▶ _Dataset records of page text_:

= Beginning of Section =

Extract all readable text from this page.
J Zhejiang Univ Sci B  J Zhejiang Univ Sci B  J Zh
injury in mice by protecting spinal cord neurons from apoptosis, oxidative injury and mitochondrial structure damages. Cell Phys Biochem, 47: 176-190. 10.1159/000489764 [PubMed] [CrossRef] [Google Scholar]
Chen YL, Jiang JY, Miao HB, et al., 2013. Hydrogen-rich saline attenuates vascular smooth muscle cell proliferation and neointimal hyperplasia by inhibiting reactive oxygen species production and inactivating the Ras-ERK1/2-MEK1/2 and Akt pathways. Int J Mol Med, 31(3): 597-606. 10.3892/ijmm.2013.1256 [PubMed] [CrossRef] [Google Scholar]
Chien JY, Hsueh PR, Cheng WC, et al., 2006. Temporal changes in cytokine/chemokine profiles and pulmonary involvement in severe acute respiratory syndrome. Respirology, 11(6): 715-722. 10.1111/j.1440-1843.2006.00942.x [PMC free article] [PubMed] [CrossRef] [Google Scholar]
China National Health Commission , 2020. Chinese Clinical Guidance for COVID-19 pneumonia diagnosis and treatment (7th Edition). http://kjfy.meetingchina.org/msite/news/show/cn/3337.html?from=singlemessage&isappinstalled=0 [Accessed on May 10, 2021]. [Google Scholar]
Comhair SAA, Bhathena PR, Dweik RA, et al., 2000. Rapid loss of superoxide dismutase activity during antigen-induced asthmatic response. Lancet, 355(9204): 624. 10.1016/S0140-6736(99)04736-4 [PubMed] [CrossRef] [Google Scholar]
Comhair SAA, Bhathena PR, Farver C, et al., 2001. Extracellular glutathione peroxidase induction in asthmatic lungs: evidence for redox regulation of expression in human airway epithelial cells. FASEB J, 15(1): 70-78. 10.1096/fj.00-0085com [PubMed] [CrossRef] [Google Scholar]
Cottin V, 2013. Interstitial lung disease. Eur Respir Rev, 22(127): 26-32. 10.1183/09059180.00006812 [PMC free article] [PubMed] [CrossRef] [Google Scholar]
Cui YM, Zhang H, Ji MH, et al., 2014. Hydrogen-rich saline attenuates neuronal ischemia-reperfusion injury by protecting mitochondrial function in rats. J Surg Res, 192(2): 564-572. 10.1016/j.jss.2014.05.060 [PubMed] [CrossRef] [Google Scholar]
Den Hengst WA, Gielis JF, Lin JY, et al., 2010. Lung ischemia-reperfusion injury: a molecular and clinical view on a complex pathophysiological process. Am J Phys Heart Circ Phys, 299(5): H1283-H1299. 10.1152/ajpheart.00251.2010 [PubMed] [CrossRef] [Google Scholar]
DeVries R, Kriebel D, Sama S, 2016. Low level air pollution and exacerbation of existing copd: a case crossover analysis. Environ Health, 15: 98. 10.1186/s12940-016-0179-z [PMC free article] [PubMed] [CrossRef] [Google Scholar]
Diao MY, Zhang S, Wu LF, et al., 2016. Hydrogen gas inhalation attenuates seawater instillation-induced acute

= End of Section =

Transcribe each entry exactly.

Extract all readable text from this page.
J Zhejiang Univ Sci B  J Zhejiang Univ Sci B  J Zh
injury in mice by protecting spinal cord neurons from apoptosis, oxidative injury and mitochondrial structure damages. Cell Phys Biochem, 47: 176-190. 10.1159/000489764 [PubMed] [CrossRef] [Google Scholar]
Chen YL, Jiang JY, Miao HB, et al., 2013. Hydrogen-rich saline attenuates vascular smooth muscle cell proliferation and neointimal hyperplasia by inhibiting reactive oxygen species production and inactivating the Ras-ERK1/2-MEK1/2 and Akt pathways. Int J Mol Med, 31(3): 597-606. 10.3892/ijmm.2013.1256 [PubMed] [CrossRef] [Google Scholar]
Chien JY, Hsueh PR, Cheng WC, et al., 2006. Temporal changes in cytokine/chemokine profiles and pulmonary involvement in severe acute respiratory syndrome. Respirology, 11(6): 715-722. 10.1111/j.1440-1843.2006.00942.x [PMC free article] [PubMed] [CrossRef] [Google Scholar]
China National Health Commission , 2020. Chinese Clinical Guidance for COVID-19 pneumonia diagnosis and treatment (7th Edition). http://kjfy.meetingchina.org/msite/news/show/cn/3337.html?from=singlemessage&isappinstalled=0 [Accessed on May 10, 2021]. [Google Scholar]
Comhair SAA, Bhathena PR, Dweik RA, et al., 2000. Rapid loss of superoxide dismutase activity during antigen-induced asthmatic response. Lancet, 355(9204): 624. 10.1016/S0140-6736(99)04736-4 [PubMed] [CrossRef] [Google Scholar]
Comhair SAA, Bhathena PR, Farver C, et al., 2001. Extracellular glutathione peroxidase induction in asthmatic lungs: evidence for redox regulation of expression in human airway epithelial cells. FASEB J, 15(1): 70-78. 10.1096/fj.00-0085com [PubMed] [CrossRef] [Google Scholar]
Cottin V, 2013. Interstitial lung disease. Eur Respir Rev, 22(127): 26-32. 10.1183/09059180.00006812 [PMC free article] [PubMed] [CrossRef] [Google Scholar]
Cui YM, Zhang H, Ji MH, et al., 2014. Hydrogen-rich saline attenuates neuronal ischemia-reperfusion injury by protecting mitochondrial function in rats. J Surg Res, 192(2): 564-572. 10.1016/j.jss.2014.05.060 [PubMed] [CrossRef] [Google Scholar]
Den Hengst WA, Gielis JF, Lin JY, et al., 2010. Lung ischemia-reperfusion injury: a molecular and clinical view on a complex pathophysiological process. Am J Phys Heart Circ Phys, 299(5): H1283-H1299. 10.1152/ajpheart.00251.2010 [PubMed] [CrossRef] [Google Scholar]
DeVries R, Kriebel D, Sama S, 2016. Low level air pollution and exacerbation of existing copd: a case crossover analysis. Environ Health, 15: 98. 10.1186/s12940-016-0179-z [PMC free article] [PubMed] [CrossRef] [Google Scholar]
Diao MY, Zhang S, Wu LF, et al., 2016. Hydrogen gas inhalation attenuates seawater instillation-induced acute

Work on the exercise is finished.